+++ WORKING DATA

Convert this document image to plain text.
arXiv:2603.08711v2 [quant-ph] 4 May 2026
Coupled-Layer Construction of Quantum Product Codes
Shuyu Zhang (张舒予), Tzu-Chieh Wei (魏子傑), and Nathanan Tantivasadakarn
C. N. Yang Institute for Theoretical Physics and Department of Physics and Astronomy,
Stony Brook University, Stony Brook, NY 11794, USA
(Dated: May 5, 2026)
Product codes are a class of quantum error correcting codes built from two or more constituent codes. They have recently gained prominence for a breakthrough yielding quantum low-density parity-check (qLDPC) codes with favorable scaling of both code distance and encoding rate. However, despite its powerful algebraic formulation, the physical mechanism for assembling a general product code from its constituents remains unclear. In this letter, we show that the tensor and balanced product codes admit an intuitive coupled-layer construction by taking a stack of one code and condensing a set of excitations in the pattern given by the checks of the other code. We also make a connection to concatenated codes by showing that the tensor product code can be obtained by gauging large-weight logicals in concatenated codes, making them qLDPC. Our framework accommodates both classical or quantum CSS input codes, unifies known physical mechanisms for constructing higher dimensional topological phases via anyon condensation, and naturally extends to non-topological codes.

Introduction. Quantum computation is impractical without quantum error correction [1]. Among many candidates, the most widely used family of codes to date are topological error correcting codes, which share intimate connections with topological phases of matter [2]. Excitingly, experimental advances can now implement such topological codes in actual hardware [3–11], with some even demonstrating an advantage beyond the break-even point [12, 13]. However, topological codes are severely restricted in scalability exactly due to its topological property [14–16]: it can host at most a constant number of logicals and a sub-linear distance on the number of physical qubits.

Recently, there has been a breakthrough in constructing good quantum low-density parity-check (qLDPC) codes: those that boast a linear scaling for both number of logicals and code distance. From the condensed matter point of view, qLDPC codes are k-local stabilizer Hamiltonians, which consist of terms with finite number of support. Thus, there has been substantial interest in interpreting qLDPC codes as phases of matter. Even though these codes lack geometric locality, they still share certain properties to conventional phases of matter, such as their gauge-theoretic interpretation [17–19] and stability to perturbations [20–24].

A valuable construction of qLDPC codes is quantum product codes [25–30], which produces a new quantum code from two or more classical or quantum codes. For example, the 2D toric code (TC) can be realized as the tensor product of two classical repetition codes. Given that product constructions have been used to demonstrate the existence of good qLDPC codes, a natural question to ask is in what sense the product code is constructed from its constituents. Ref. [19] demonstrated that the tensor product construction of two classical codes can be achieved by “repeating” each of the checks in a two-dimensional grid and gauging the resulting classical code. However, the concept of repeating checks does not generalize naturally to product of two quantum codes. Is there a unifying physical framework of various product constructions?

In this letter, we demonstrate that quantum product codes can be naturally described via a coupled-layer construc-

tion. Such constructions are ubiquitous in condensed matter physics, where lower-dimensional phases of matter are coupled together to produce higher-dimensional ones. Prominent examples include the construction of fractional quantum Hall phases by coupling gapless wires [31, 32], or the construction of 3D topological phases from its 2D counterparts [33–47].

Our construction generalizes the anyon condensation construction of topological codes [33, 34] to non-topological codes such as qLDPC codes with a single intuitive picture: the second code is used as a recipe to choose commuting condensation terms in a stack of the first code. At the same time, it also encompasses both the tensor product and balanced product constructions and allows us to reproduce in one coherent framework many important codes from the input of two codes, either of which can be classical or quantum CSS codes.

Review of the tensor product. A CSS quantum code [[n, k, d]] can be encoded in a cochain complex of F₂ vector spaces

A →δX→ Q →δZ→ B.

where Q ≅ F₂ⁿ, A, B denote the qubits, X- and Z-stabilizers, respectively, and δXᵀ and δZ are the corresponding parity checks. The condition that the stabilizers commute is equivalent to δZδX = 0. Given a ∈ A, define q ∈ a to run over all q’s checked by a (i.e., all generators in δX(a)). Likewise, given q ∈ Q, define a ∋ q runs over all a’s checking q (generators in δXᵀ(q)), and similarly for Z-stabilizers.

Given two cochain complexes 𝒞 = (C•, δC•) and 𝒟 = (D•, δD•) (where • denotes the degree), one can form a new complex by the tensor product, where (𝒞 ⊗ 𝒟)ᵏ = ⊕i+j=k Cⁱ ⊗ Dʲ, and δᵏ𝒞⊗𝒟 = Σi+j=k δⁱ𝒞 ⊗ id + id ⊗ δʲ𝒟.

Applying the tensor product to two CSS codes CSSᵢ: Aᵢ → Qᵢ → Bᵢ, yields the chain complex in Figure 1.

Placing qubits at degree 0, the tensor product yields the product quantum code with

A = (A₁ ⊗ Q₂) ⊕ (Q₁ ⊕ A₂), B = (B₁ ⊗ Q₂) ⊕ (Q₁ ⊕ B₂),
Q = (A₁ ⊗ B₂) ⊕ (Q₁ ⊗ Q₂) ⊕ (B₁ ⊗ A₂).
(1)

++++++

| WRITTEN EXERCISE |
State only the number of lines in these entries that contain "letter".

| RESULT |
2